> _Dataset items_:
*-*-*

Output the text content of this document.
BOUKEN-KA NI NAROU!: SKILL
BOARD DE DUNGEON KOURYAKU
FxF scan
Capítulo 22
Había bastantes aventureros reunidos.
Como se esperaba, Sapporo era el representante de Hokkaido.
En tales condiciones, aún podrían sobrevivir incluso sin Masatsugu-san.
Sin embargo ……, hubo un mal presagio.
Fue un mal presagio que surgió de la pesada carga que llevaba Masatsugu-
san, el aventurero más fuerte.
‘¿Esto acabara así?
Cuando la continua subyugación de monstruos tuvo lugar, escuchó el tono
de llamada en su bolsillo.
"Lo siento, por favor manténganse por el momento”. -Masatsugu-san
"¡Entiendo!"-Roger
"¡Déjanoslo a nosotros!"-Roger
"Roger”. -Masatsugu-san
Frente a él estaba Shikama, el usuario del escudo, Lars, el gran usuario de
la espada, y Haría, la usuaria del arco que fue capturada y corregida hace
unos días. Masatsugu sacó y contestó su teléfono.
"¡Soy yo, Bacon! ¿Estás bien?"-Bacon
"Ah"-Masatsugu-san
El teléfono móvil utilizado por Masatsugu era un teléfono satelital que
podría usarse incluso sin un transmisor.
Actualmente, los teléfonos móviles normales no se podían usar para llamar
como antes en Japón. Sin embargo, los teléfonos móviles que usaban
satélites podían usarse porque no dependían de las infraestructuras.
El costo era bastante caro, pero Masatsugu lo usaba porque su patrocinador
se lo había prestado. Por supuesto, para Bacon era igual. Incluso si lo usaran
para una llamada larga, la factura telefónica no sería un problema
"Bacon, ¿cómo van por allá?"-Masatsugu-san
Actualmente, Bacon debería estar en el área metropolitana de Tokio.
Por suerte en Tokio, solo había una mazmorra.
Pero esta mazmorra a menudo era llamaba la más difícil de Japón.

*-*-*

> _What the task asks_:
Give the number of lines in the records that contain the string "Bacon", with no other output.

> _Correct output_:
4